Entries from a dataset:
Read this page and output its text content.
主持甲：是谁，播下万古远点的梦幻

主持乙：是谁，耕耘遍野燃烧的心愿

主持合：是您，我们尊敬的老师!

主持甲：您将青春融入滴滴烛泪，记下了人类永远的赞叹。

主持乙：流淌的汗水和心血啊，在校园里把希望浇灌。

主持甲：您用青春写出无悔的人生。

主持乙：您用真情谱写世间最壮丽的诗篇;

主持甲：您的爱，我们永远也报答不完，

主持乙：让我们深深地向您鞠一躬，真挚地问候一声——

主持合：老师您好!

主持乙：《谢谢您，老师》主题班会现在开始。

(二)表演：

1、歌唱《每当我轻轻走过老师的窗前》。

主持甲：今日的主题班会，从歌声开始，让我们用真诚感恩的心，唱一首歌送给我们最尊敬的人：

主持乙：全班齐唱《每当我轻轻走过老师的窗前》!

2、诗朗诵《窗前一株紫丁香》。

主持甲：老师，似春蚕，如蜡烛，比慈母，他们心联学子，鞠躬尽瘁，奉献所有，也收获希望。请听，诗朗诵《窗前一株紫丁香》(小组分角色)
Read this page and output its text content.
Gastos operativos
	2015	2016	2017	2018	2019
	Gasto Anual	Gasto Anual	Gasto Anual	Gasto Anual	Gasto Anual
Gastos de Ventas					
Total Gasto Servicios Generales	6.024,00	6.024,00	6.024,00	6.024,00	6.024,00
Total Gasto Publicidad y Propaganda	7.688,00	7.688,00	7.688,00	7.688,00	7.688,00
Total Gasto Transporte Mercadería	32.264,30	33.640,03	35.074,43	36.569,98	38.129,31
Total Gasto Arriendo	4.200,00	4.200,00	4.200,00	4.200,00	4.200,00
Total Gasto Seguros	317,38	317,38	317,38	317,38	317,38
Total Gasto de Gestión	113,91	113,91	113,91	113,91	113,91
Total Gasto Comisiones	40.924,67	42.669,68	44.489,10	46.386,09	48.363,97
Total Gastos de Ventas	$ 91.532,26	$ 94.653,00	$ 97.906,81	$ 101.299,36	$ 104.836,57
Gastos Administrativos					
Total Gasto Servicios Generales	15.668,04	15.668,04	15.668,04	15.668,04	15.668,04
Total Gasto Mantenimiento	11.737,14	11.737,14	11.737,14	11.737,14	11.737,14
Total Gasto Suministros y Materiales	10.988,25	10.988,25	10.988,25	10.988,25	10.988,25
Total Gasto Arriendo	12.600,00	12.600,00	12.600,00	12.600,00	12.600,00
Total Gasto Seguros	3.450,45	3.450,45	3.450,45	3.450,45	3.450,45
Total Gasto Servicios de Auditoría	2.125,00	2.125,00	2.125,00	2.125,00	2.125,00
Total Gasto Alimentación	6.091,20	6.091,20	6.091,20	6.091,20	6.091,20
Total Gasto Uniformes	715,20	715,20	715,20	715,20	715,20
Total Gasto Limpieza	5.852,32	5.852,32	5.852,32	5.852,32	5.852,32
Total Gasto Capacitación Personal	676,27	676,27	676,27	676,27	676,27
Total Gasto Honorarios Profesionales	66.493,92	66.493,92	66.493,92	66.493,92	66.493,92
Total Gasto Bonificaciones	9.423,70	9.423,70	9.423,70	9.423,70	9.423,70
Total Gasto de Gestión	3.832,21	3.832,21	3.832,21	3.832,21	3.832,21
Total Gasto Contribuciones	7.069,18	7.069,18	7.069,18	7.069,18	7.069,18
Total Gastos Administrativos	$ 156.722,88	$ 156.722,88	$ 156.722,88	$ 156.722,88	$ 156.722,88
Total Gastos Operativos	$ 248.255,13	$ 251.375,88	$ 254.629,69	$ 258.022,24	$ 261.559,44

Description of the task:
Which lines include the word "Generales"? List them all.

Response to this task:
Total Gasto Servicios Generales	6.024,00	6.024,00	6.024,00	6.024,00	6.024,00
Total Gasto Servicios Generales	15.668,04	15.668,04	15.668,04	15.668,04	15.668,04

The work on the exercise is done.